• _INSTRUCTIONS FOR THE TASK_
Report how many lines contain "this", with no other words.

• _EXERCISE MATERIALS_
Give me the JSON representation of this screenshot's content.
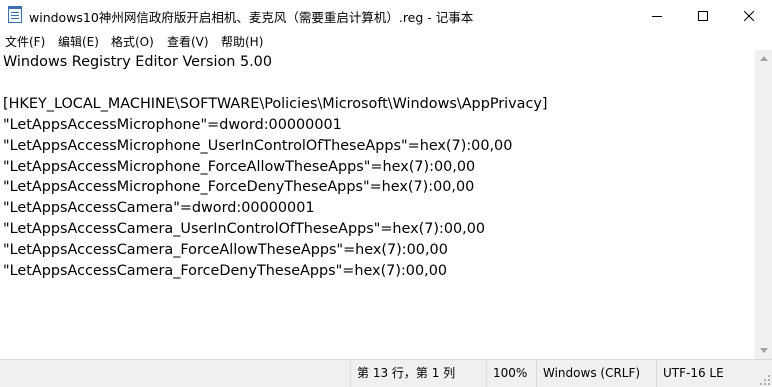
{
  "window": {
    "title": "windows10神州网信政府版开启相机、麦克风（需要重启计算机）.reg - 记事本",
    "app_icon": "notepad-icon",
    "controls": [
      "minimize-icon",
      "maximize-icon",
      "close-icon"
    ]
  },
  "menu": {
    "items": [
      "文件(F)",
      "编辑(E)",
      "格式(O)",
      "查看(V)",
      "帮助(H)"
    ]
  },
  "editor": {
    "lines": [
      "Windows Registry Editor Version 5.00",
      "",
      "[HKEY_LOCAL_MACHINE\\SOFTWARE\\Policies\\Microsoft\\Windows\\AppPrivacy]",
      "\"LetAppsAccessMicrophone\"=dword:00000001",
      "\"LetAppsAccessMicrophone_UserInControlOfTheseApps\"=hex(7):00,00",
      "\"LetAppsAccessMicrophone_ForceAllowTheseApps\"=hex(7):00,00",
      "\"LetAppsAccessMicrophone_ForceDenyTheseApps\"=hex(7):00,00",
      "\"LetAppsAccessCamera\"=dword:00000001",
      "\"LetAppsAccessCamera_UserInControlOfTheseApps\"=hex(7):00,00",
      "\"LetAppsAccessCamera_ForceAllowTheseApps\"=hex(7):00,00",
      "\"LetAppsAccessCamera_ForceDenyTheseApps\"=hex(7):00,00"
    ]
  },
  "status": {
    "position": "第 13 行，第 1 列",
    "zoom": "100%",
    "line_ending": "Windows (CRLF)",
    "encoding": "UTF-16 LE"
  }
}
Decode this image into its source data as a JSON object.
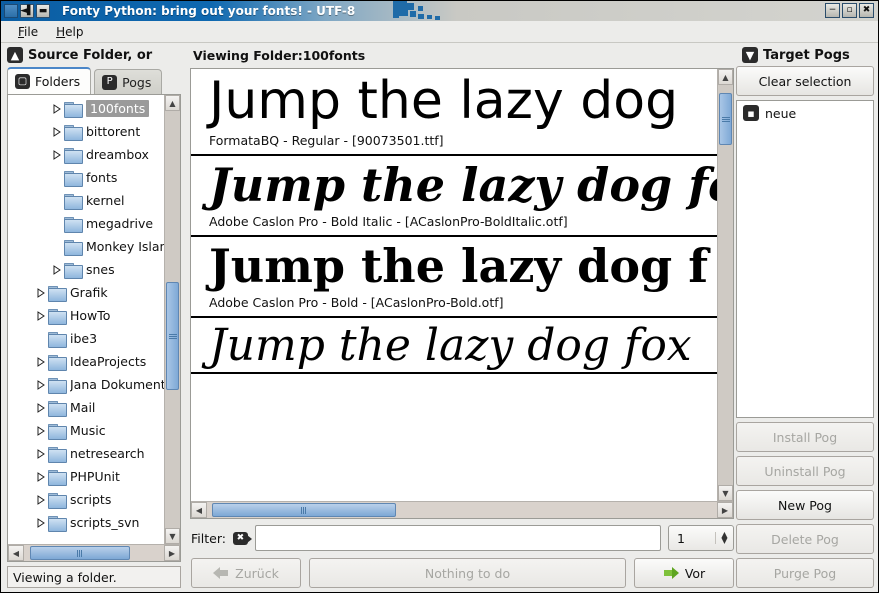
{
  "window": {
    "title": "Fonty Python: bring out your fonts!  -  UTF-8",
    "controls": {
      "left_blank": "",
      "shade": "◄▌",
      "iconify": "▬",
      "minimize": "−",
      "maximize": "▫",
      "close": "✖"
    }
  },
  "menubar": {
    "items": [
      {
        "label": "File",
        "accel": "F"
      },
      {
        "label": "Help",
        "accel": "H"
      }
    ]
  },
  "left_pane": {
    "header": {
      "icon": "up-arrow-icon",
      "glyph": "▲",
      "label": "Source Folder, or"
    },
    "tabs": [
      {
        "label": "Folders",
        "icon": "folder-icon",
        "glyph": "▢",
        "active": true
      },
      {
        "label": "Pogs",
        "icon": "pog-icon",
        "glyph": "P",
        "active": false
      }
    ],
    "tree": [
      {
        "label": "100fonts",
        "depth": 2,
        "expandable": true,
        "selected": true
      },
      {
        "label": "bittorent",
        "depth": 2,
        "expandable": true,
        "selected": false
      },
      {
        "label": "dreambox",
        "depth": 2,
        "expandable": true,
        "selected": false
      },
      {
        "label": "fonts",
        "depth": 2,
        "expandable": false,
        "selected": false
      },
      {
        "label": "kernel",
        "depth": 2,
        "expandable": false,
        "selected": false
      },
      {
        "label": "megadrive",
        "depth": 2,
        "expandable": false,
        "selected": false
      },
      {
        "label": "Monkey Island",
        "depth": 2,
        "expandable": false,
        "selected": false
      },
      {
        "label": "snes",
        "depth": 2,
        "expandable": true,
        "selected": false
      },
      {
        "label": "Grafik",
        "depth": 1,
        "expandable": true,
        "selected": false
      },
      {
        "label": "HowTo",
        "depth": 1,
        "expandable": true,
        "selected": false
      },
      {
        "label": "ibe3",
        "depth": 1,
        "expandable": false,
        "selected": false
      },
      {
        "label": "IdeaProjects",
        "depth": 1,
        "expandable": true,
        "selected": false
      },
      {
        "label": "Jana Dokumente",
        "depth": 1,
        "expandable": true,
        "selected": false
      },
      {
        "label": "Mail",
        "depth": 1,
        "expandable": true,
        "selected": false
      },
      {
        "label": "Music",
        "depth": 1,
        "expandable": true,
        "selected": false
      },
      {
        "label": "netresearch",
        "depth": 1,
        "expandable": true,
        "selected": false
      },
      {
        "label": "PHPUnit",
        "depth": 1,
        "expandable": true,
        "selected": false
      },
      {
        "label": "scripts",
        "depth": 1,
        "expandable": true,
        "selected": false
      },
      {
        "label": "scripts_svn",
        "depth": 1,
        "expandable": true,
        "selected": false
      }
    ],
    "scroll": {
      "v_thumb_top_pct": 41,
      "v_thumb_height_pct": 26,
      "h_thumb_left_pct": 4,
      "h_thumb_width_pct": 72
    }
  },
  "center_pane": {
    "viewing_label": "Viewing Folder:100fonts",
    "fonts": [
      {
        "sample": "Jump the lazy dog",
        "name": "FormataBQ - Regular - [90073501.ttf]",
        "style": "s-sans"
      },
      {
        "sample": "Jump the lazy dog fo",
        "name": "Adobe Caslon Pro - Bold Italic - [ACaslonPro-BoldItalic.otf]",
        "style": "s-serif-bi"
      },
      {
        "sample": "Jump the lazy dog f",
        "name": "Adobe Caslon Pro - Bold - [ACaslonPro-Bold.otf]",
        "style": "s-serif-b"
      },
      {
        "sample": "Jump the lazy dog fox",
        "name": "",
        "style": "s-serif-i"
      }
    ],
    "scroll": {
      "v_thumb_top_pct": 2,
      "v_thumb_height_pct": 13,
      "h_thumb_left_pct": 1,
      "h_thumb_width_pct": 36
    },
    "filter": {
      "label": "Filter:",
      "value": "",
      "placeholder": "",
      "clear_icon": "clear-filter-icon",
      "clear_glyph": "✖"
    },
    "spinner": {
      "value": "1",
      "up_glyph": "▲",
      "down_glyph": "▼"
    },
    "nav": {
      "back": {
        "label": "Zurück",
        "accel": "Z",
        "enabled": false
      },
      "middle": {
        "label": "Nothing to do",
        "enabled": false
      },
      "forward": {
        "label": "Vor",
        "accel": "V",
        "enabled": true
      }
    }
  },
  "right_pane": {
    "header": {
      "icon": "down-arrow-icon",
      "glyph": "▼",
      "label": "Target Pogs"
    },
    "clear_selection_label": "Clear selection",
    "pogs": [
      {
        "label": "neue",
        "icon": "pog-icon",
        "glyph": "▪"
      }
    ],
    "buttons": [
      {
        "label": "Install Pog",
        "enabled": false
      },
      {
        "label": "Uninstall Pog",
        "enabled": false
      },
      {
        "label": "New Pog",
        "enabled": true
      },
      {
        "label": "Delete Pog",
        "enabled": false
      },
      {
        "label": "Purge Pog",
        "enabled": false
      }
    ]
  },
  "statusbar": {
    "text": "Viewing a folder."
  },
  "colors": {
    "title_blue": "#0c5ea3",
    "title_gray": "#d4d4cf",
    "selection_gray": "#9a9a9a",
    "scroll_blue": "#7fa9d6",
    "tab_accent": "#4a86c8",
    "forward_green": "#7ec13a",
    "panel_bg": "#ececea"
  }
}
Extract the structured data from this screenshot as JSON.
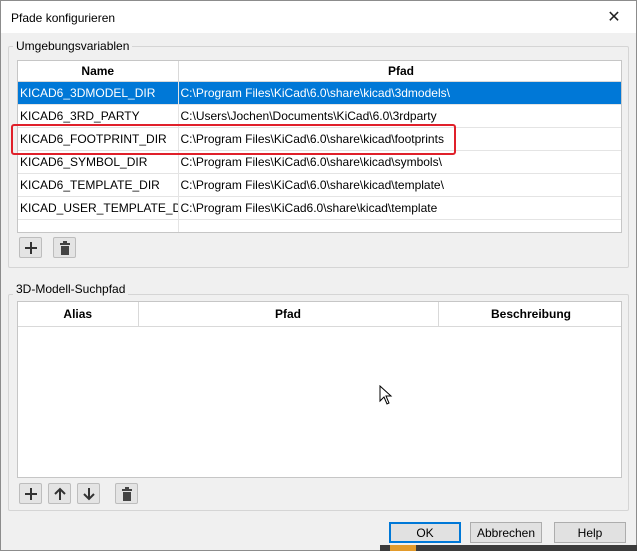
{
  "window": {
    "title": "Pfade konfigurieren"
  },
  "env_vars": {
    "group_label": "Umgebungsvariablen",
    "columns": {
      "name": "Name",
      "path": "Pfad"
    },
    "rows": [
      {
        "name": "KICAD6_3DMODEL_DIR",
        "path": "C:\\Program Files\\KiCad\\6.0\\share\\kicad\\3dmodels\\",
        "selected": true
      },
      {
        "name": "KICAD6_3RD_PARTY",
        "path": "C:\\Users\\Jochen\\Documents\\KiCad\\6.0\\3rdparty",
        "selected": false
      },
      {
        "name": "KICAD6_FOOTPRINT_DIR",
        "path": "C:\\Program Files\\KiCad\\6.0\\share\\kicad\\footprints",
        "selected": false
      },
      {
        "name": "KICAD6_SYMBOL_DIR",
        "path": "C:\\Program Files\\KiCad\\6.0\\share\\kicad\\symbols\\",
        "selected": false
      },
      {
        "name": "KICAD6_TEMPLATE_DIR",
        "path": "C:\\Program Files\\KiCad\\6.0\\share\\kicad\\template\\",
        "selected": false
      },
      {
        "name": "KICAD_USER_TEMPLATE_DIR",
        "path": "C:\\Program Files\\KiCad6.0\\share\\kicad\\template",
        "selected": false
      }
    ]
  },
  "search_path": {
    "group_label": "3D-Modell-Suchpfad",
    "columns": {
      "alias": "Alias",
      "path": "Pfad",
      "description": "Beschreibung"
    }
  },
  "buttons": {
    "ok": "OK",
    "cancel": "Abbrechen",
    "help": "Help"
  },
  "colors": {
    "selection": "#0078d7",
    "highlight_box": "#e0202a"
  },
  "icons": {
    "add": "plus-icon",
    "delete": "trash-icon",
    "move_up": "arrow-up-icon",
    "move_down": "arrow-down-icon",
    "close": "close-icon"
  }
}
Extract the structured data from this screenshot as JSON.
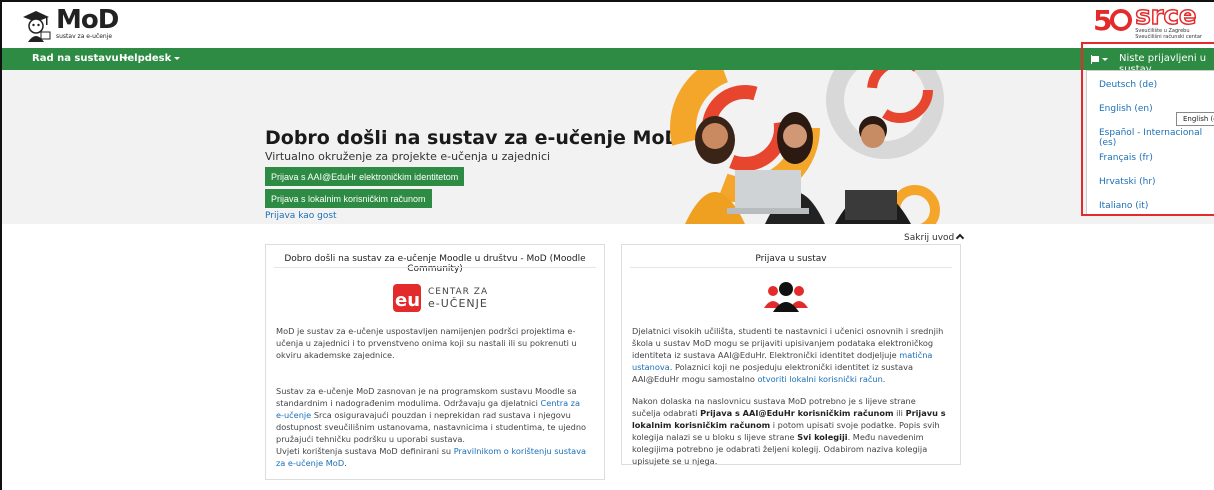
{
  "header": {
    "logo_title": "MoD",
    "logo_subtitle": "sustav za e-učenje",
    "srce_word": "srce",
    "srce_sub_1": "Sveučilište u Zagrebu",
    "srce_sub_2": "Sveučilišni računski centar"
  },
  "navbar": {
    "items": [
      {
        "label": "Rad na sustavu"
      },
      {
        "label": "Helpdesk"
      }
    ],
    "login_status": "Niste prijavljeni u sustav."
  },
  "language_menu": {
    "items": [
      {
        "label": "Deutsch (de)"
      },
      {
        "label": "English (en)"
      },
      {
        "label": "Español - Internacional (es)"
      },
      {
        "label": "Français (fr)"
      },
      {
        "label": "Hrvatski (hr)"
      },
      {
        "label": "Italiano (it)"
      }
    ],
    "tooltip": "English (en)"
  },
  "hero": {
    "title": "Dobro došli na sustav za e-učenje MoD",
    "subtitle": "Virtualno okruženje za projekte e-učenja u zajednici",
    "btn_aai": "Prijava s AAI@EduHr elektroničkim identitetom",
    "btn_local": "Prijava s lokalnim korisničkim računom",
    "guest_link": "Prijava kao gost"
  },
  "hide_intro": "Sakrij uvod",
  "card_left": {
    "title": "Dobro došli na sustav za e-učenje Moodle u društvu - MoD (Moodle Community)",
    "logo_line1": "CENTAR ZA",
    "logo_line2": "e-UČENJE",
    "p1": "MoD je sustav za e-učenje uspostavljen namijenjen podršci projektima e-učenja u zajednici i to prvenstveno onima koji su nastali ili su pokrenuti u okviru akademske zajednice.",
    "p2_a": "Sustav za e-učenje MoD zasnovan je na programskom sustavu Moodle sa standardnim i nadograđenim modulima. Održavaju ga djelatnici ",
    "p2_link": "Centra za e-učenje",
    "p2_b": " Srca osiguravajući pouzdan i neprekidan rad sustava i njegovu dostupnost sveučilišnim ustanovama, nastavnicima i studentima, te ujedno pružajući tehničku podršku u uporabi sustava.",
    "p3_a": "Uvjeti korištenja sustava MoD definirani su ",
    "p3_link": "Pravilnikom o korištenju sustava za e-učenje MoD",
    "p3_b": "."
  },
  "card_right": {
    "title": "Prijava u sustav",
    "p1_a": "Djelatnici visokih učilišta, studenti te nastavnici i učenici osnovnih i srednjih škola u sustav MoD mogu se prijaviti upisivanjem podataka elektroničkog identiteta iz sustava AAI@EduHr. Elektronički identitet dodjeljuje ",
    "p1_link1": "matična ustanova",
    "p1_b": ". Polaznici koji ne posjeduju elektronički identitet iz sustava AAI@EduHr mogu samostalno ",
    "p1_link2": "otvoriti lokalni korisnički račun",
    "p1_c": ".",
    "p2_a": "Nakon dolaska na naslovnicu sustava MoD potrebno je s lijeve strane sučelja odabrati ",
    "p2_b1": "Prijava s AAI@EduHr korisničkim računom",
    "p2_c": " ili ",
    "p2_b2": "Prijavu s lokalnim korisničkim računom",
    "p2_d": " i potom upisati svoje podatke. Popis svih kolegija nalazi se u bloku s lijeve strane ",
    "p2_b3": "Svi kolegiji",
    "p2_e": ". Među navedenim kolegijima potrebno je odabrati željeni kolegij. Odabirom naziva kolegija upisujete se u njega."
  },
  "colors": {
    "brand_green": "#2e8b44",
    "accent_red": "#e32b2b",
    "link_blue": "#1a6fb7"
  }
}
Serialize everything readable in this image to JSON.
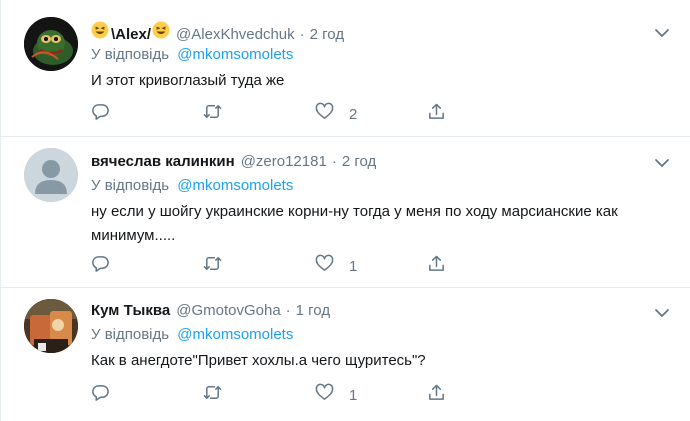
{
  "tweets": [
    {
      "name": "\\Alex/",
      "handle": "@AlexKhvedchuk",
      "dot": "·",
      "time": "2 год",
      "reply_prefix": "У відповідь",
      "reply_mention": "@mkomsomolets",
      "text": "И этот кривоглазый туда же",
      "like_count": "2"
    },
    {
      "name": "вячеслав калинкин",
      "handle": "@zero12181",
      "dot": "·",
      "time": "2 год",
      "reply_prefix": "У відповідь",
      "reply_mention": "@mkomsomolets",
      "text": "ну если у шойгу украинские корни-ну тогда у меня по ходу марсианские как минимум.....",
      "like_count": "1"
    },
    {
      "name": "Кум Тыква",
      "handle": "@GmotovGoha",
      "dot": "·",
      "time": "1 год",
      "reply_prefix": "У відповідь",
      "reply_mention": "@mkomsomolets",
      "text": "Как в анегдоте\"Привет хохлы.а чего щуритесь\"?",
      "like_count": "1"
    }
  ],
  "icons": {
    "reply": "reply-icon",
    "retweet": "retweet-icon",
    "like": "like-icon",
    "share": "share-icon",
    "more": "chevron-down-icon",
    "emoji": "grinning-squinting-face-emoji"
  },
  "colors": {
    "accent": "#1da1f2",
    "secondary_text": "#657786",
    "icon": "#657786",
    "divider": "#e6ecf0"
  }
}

• _SOLVED EXERCISE_
5